● **What you have to do**
Can you copy out the data exactly? Leave the images out.

___ Data entries

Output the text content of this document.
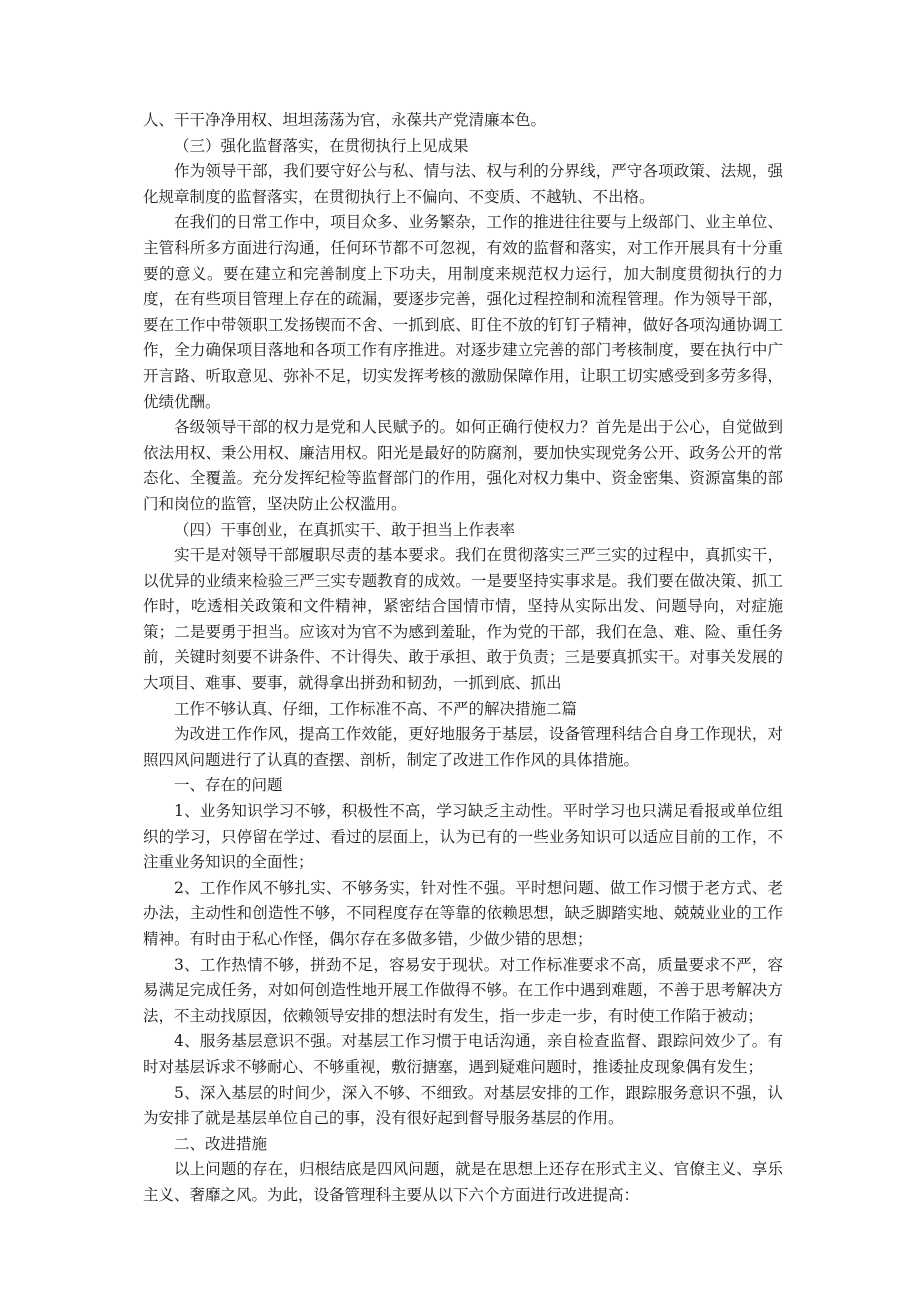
人、干干净净用权、坦坦荡荡为官，永葆共产党清廉本色。

（三）强化监督落实，在贯彻执行上见成果

作为领导干部，我们要守好公与私、情与法、权与利的分界线，严守各项政策、法规，强化规章制度的监督落实，在贯彻执行上不偏向、不变质、不越轨、不出格。

在我们的日常工作中，项目众多、业务繁杂，工作的推进往往要与上级部门、业主单位、主管科所多方面进行沟通，任何环节都不可忽视，有效的监督和落实，对工作开展具有十分重要的意义。要在建立和完善制度上下功夫，用制度来规范权力运行，加大制度贯彻执行的力度，在有些项目管理上存在的疏漏，要逐步完善，强化过程控制和流程管理。作为领导干部，要在工作中带领职工发扬锲而不舍、一抓到底、盯住不放的钉钉子精神，做好各项沟通协调工作，全力确保项目落地和各项工作有序推进。对逐步建立完善的部门考核制度，要在执行中广开言路、听取意见、弥补不足，切实发挥考核的激励保障作用，让职工切实感受到多劳多得，优绩优酬。

各级领导干部的权力是党和人民赋予的。如何正确行使权力？首先是出于公心，自觉做到依法用权、秉公用权、廉洁用权。阳光是最好的防腐剂，要加快实现党务公开、政务公开的常态化、全覆盖。充分发挥纪检等监督部门的作用，强化对权力集中、资金密集、资源富集的部门和岗位的监管，坚决防止公权滥用。

（四）干事创业，在真抓实干、敢于担当上作表率

实干是对领导干部履职尽责的基本要求。我们在贯彻落实三严三实的过程中，真抓实干，以优异的业绩来检验三严三实专题教育的成效。一是要坚持实事求是。我们要在做决策、抓工作时，吃透相关政策和文件精神，紧密结合国情市情，坚持从实际出发、问题导向，对症施策；二是要勇于担当。应该对为官不为感到羞耻，作为党的干部，我们在急、难、险、重任务前，关键时刻要不讲条件、不计得失、敢于承担、敢于负责；三是要真抓实干。对事关发展的大项目、难事、要事，就得拿出拼劲和韧劲，一抓到底、抓出

工作不够认真、仔细，工作标准不高、不严的解决措施二篇

为改进工作作风，提高工作效能，更好地服务于基层，设备管理科结合自身工作现状，对照四风问题进行了认真的查摆、剖析，制定了改进工作作风的具体措施。

一、存在的问题

1、业务知识学习不够，积极性不高，学习缺乏主动性。平时学习也只满足看报或单位组织的学习，只停留在学过、看过的层面上，认为已有的一些业务知识可以适应目前的工作，不注重业务知识的全面性；

2、工作作风不够扎实、不够务实，针对性不强。平时想问题、做工作习惯于老方式、老办法，主动性和创造性不够，不同程度存在等靠的依赖思想，缺乏脚踏实地、兢兢业业的工作精神。有时由于私心作怪，偶尔存在多做多错，少做少错的思想；

3、工作热情不够，拼劲不足，容易安于现状。对工作标准要求不高，质量要求不严，容易满足完成任务，对如何创造性地开展工作做得不够。在工作中遇到难题，不善于思考解决方法，不主动找原因，依赖领导安排的想法时有发生，指一步走一步，有时使工作陷于被动；

4、服务基层意识不强。对基层工作习惯于电话沟通，亲自检查监督、跟踪问效少了。有时对基层诉求不够耐心、不够重视，敷衍搪塞，遇到疑难问题时，推诿扯皮现象偶有发生；

5、深入基层的时间少，深入不够、不细致。对基层安排的工作，跟踪服务意识不强，认为安排了就是基层单位自己的事，没有很好起到督导服务基层的作用。

二、改进措施

以上问题的存在，归根结底是四风问题，就是在思想上还存在形式主义、官僚主义、享乐主义、奢靡之风。为此，设备管理科主要从以下六个方面进行改进提高：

______

● **Answer to this exercise**
Output the text content of this document.
人、干干净净用权、坦坦荡荡为官，永葆共产党清廉本色。

（三）强化监督落实，在贯彻执行上见成果

作为领导干部，我们要守好公与私、情与法、权与利的分界线，严守各项政策、法规，强化规章制度的监督落实，在贯彻执行上不偏向、不变质、不越轨、不出格。

在我们的日常工作中，项目众多、业务繁杂，工作的推进往往要与上级部门、业主单位、主管科所多方面进行沟通，任何环节都不可忽视，有效的监督和落实，对工作开展具有十分重要的意义。要在建立和完善制度上下功夫，用制度来规范权力运行，加大制度贯彻执行的力度，在有些项目管理上存在的疏漏，要逐步完善，强化过程控制和流程管理。作为领导干部，要在工作中带领职工发扬锲而不舍、一抓到底、盯住不放的钉钉子精神，做好各项沟通协调工作，全力确保项目落地和各项工作有序推进。对逐步建立完善的部门考核制度，要在执行中广开言路、听取意见、弥补不足，切实发挥考核的激励保障作用，让职工切实感受到多劳多得，优绩优酬。

各级领导干部的权力是党和人民赋予的。如何正确行使权力？首先是出于公心，自觉做到依法用权、秉公用权、廉洁用权。阳光是最好的防腐剂，要加快实现党务公开、政务公开的常态化、全覆盖。充分发挥纪检等监督部门的作用，强化对权力集中、资金密集、资源富集的部门和岗位的监管，坚决防止公权滥用。

（四）干事创业，在真抓实干、敢于担当上作表率

实干是对领导干部履职尽责的基本要求。我们在贯彻落实三严三实的过程中，真抓实干，以优异的业绩来检验三严三实专题教育的成效。一是要坚持实事求是。我们要在做决策、抓工作时，吃透相关政策和文件精神，紧密结合国情市情，坚持从实际出发、问题导向，对症施策；二是要勇于担当。应该对为官不为感到羞耻，作为党的干部，我们在急、难、险、重任务前，关键时刻要不讲条件、不计得失、敢于承担、敢于负责；三是要真抓实干。对事关发展的大项目、难事、要事，就得拿出拼劲和韧劲，一抓到底、抓出

工作不够认真、仔细，工作标准不高、不严的解决措施二篇

为改进工作作风，提高工作效能，更好地服务于基层，设备管理科结合自身工作现状，对照四风问题进行了认真的查摆、剖析，制定了改进工作作风的具体措施。

一、存在的问题

1、业务知识学习不够，积极性不高，学习缺乏主动性。平时学习也只满足看报或单位组织的学习，只停留在学过、看过的层面上，认为已有的一些业务知识可以适应目前的工作，不注重业务知识的全面性；

2、工作作风不够扎实、不够务实，针对性不强。平时想问题、做工作习惯于老方式、老办法，主动性和创造性不够，不同程度存在等靠的依赖思想，缺乏脚踏实地、兢兢业业的工作精神。有时由于私心作怪，偶尔存在多做多错，少做少错的思想；

3、工作热情不够，拼劲不足，容易安于现状。对工作标准要求不高，质量要求不严，容易满足完成任务，对如何创造性地开展工作做得不够。在工作中遇到难题，不善于思考解决方法，不主动找原因，依赖领导安排的想法时有发生，指一步走一步，有时使工作陷于被动；

4、服务基层意识不强。对基层工作习惯于电话沟通，亲自检查监督、跟踪问效少了。有时对基层诉求不够耐心、不够重视，敷衍搪塞，遇到疑难问题时，推诿扯皮现象偶有发生；

5、深入基层的时间少，深入不够、不细致。对基层安排的工作，跟踪服务意识不强，认为安排了就是基层单位自己的事，没有很好起到督导服务基层的作用。

二、改进措施

以上问题的存在，归根结底是四风问题，就是在思想上还存在形式主义、官僚主义、享乐主义、奢靡之风。为此，设备管理科主要从以下六个方面进行改进提高：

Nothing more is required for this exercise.